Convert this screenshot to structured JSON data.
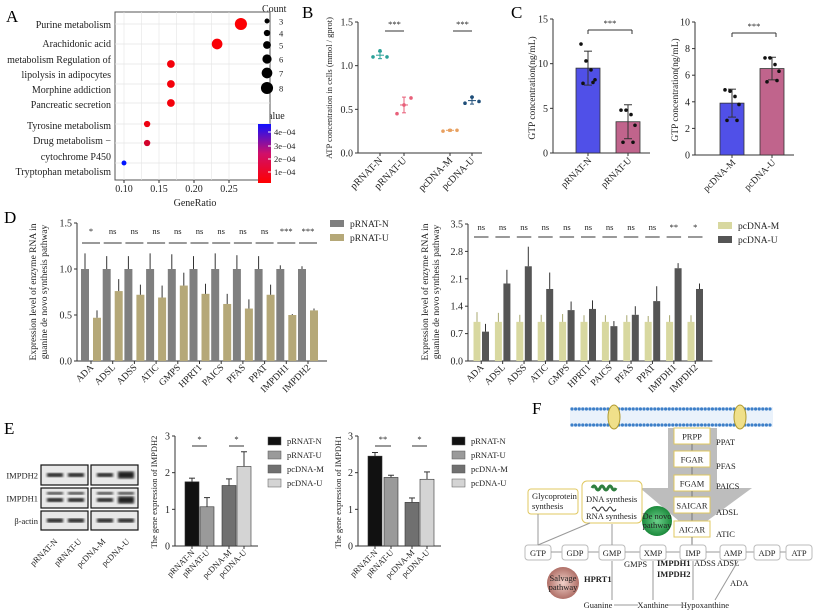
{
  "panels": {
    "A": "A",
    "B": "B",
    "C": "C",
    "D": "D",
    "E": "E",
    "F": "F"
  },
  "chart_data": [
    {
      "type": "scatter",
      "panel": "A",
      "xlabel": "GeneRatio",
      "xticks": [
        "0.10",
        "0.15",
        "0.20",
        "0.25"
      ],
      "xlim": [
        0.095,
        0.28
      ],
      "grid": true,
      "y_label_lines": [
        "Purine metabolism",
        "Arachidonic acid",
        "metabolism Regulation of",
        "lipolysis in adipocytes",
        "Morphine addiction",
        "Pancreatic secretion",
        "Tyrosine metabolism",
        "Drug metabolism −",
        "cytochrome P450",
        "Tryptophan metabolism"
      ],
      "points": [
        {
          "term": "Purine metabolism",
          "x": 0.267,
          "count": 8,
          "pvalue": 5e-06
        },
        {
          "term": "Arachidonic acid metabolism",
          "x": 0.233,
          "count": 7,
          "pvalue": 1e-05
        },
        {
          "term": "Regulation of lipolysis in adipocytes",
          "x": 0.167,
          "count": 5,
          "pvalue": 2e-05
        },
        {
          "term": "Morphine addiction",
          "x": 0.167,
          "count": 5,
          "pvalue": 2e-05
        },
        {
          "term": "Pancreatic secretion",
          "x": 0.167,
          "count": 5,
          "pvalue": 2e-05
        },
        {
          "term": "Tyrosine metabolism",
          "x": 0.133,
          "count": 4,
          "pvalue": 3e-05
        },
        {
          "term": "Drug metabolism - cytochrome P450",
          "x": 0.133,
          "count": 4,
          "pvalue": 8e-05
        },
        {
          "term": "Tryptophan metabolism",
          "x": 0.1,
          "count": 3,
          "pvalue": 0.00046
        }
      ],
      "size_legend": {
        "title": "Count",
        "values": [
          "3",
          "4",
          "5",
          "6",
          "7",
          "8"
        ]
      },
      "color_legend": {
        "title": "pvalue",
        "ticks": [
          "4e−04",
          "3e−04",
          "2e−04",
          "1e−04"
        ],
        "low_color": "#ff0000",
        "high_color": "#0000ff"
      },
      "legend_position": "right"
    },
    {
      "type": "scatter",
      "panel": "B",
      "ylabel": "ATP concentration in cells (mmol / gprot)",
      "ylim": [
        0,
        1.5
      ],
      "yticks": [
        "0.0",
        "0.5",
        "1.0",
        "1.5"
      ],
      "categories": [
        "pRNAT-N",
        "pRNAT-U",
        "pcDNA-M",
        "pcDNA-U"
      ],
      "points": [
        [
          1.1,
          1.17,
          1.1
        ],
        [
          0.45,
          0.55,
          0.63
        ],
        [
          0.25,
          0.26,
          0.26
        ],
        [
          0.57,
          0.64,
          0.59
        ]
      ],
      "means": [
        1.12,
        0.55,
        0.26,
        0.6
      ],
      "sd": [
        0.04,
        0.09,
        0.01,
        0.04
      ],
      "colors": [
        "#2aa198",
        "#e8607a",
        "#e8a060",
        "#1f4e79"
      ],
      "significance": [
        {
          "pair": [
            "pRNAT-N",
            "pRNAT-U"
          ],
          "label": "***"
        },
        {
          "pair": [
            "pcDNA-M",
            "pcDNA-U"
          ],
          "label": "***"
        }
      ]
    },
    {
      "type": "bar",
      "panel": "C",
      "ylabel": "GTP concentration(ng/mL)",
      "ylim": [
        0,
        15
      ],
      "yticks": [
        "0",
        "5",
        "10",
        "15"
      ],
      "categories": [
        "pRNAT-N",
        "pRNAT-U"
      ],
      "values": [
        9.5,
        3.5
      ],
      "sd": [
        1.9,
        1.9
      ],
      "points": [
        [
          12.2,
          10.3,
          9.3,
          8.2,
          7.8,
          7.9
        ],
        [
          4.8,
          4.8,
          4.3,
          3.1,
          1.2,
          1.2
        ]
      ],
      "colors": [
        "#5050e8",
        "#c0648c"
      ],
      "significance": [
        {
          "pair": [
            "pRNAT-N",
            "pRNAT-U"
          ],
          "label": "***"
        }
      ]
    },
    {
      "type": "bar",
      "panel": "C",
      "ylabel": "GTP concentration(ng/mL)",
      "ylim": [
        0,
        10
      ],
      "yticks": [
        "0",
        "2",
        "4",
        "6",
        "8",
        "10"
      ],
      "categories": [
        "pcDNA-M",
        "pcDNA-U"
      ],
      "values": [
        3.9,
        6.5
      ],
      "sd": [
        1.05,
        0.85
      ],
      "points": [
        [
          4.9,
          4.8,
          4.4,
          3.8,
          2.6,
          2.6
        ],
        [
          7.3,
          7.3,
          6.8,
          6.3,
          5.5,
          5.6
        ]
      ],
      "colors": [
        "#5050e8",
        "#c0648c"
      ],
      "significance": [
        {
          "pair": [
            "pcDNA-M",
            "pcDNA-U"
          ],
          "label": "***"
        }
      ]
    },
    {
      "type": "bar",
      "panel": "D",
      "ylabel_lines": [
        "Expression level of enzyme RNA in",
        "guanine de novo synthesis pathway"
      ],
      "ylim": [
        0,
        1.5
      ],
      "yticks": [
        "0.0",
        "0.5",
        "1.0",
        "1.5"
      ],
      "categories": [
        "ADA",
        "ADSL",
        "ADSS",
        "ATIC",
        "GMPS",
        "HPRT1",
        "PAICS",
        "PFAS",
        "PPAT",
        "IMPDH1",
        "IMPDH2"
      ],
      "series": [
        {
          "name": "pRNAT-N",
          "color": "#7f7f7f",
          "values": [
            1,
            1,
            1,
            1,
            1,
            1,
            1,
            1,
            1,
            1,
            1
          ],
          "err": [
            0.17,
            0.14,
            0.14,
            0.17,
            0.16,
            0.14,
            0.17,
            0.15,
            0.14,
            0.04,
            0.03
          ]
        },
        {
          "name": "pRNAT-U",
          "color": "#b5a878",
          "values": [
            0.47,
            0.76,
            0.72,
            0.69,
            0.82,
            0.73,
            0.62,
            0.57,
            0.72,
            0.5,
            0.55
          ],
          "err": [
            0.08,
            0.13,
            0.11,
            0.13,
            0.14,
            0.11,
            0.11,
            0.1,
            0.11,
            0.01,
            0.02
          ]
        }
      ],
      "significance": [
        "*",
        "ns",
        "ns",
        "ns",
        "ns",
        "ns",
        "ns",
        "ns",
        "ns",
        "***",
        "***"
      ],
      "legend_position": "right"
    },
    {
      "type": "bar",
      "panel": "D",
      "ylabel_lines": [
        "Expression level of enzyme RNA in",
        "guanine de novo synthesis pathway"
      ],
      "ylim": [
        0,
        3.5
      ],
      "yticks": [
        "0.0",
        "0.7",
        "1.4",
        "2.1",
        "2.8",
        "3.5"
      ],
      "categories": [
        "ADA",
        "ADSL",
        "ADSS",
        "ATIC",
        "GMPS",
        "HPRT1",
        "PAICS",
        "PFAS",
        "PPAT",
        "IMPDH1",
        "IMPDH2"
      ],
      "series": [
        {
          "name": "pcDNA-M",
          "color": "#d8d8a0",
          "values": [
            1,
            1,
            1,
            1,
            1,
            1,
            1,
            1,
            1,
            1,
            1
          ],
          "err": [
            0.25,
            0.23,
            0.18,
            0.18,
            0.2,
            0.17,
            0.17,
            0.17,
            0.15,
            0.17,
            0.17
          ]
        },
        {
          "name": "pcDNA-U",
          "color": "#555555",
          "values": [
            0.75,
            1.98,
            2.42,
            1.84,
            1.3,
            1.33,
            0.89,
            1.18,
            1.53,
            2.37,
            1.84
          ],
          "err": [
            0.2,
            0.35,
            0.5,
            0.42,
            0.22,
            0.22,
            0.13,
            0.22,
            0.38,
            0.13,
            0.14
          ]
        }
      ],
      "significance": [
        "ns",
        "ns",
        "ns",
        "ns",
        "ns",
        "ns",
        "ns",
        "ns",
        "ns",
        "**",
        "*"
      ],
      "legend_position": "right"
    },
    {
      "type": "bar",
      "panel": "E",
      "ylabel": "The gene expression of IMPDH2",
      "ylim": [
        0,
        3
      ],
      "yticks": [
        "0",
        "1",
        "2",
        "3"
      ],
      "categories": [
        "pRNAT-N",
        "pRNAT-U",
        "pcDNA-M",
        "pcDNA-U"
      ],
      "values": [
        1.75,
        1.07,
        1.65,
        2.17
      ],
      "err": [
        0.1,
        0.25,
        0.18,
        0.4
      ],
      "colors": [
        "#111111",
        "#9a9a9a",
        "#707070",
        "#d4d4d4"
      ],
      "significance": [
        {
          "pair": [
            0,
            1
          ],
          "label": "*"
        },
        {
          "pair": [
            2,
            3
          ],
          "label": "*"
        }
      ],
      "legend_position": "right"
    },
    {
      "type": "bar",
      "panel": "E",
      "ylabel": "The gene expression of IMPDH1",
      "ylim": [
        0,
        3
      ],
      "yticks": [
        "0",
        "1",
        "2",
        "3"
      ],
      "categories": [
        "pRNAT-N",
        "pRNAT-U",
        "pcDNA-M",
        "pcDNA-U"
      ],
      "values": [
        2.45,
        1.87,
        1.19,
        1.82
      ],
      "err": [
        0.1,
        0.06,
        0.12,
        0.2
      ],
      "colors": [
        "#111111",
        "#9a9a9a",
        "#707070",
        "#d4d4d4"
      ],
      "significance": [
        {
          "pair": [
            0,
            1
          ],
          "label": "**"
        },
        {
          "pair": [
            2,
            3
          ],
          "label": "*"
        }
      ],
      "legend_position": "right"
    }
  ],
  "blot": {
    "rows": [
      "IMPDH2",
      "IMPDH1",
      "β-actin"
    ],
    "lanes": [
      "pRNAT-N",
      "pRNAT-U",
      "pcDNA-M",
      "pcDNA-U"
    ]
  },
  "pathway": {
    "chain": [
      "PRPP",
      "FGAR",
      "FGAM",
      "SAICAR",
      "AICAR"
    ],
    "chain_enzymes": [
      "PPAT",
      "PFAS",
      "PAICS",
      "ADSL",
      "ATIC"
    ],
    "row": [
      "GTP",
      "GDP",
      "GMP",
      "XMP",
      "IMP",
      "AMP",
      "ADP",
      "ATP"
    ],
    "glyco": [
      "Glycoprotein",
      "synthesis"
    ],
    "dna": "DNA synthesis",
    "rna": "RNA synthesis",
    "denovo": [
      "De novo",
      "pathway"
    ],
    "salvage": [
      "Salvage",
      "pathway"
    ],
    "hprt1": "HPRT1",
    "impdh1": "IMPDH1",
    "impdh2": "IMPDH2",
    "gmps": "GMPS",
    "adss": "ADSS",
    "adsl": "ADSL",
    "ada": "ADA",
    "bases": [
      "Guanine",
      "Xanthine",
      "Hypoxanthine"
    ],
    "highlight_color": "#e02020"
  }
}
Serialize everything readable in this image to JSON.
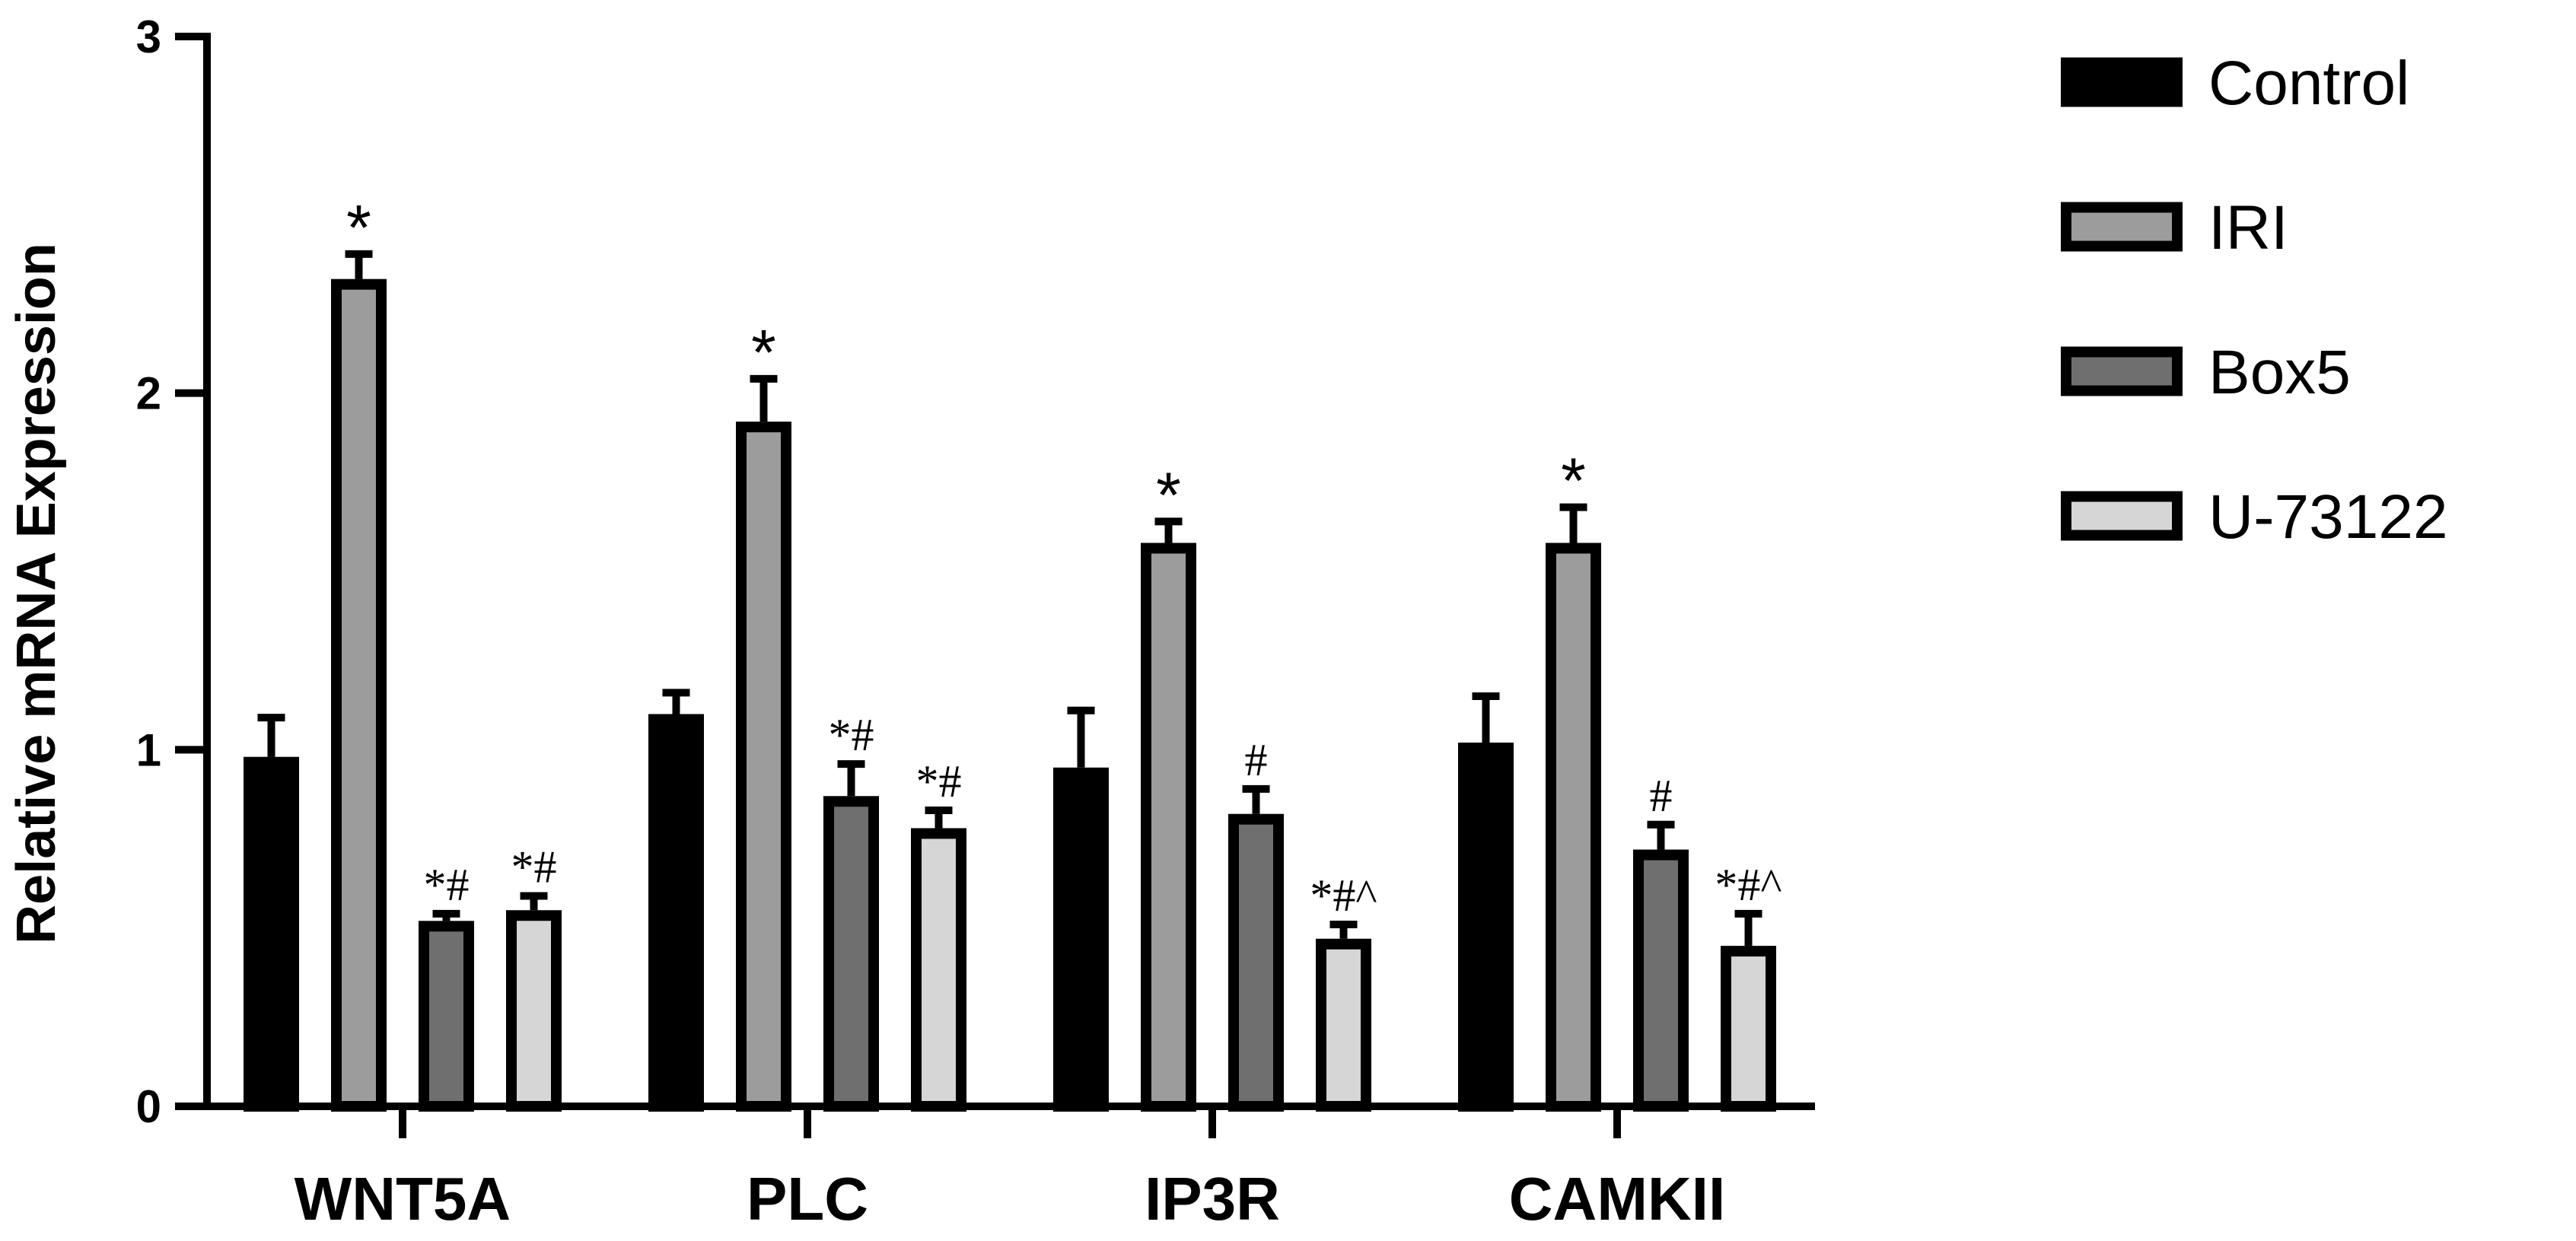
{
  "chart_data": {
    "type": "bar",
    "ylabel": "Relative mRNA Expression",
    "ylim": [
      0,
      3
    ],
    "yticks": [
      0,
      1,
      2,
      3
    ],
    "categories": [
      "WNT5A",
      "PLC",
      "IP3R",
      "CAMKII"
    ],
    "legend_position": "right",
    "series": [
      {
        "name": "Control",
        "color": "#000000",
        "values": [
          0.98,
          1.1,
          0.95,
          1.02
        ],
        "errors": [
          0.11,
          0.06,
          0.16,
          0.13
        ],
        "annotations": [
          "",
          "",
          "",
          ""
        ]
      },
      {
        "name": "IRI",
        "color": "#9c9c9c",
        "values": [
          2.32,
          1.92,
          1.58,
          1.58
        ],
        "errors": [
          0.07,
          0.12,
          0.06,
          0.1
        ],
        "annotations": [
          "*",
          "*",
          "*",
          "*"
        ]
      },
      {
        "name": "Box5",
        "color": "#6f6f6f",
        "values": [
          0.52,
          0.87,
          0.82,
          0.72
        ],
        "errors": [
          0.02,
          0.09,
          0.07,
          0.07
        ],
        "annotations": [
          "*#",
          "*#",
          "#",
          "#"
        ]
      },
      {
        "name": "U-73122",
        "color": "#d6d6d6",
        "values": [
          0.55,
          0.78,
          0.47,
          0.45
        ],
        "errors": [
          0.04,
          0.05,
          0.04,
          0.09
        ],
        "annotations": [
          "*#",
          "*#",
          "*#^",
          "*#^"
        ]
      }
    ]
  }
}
○ ○ ○ ○
◆ AIM OF THE EXERCISE ◆
A single number is the answer here: the count of lines in the listing that hold the string "JSON".

◆ ANSWER SPACE ◆
2